:: Entries from a dataset ::
▬▬▬

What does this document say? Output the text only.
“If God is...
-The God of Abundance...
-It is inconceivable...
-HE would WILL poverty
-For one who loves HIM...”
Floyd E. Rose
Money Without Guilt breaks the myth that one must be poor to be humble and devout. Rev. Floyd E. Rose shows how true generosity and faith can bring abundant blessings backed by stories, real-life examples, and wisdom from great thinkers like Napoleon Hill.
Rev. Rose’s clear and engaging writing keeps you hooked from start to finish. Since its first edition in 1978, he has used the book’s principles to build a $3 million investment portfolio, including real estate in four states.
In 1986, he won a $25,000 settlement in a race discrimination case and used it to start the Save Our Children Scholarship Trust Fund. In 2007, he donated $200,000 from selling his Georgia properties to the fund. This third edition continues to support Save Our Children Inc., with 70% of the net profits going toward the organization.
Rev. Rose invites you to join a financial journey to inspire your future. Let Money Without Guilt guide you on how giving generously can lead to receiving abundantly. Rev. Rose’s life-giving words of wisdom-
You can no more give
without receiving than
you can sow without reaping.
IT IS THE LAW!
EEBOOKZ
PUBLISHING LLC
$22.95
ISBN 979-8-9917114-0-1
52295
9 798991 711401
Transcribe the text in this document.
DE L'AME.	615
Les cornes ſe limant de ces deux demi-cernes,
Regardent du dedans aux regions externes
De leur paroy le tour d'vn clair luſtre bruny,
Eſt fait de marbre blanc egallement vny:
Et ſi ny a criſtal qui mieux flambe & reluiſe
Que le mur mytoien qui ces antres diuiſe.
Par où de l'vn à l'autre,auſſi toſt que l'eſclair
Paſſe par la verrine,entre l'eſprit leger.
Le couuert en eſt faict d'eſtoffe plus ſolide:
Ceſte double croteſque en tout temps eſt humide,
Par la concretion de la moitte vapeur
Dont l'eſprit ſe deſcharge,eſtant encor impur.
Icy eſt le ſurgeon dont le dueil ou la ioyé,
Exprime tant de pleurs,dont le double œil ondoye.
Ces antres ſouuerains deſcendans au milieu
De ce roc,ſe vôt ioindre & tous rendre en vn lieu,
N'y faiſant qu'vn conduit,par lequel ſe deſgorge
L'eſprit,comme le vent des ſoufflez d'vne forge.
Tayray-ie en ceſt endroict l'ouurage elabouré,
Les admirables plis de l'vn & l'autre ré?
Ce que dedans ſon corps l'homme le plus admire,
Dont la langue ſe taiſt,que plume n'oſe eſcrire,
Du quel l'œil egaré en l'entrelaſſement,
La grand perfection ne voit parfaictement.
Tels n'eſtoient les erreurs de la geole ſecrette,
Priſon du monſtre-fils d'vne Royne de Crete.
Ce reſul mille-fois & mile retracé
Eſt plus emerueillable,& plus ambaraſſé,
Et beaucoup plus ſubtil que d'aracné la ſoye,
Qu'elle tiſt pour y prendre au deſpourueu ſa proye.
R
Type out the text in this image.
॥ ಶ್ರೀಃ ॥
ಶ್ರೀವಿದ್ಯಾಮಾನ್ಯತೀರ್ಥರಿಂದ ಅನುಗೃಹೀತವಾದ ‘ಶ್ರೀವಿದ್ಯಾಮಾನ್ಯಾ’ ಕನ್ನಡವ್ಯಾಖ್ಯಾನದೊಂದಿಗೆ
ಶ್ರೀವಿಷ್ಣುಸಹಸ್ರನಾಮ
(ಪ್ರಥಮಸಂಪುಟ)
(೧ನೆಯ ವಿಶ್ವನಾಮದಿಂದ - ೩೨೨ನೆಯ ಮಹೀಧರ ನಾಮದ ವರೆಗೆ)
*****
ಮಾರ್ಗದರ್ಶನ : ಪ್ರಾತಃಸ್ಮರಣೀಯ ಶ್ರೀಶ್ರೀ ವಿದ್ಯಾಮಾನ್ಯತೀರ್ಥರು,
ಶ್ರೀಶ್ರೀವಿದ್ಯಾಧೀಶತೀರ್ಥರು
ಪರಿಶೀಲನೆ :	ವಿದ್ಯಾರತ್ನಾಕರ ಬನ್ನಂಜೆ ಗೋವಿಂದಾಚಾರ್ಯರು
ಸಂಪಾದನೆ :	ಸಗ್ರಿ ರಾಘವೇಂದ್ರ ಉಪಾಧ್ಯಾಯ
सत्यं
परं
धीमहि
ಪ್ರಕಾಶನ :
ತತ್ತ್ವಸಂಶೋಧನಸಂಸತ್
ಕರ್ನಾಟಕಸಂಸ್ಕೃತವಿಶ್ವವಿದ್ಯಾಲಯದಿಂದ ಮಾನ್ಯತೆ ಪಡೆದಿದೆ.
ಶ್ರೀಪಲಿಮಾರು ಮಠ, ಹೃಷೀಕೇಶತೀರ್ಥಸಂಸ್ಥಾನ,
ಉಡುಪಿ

▬▬▬

Return, word for word, every line from the line with "Type out the text in this image." to the final line of the data.

Type out the text in this image.
॥ ಶ್ರೀಃ ॥
ಶ್ರೀವಿದ್ಯಾಮಾನ್ಯತೀರ್ಥರಿಂದ ಅನುಗೃಹೀತವಾದ ‘ಶ್ರೀವಿದ್ಯಾಮಾನ್ಯಾ’ ಕನ್ನಡವ್ಯಾಖ್ಯಾನದೊಂದಿಗೆ
ಶ್ರೀವಿಷ್ಣುಸಹಸ್ರನಾಮ
(ಪ್ರಥಮಸಂಪುಟ)
(೧ನೆಯ ವಿಶ್ವನಾಮದಿಂದ - ೩೨೨ನೆಯ ಮಹೀಧರ ನಾಮದ ವರೆಗೆ)
*****
ಮಾರ್ಗದರ್ಶನ : ಪ್ರಾತಃಸ್ಮರಣೀಯ ಶ್ರೀಶ್ರೀ ವಿದ್ಯಾಮಾನ್ಯತೀರ್ಥರು,
ಶ್ರೀಶ್ರೀವಿದ್ಯಾಧೀಶತೀರ್ಥರು
ಪರಿಶೀಲನೆ :	ವಿದ್ಯಾರತ್ನಾಕರ ಬನ್ನಂಜೆ ಗೋವಿಂದಾಚಾರ್ಯರು
ಸಂಪಾದನೆ :	ಸಗ್ರಿ ರಾಘವೇಂದ್ರ ಉಪಾಧ್ಯಾಯ
सत्यं
परं
धीमहि
ಪ್ರಕಾಶನ :
ತತ್ತ್ವಸಂಶೋಧನಸಂಸತ್
ಕರ್ನಾಟಕಸಂಸ್ಕೃತವಿಶ್ವವಿದ್ಯಾಲಯದಿಂದ ಮಾನ್ಯತೆ ಪಡೆದಿದೆ.
ಶ್ರೀಪಲಿಮಾರು ಮಠ, ಹೃಷೀಕೇಶತೀರ್ಥಸಂಸ್ಥಾನ,
ಉಡುಪಿ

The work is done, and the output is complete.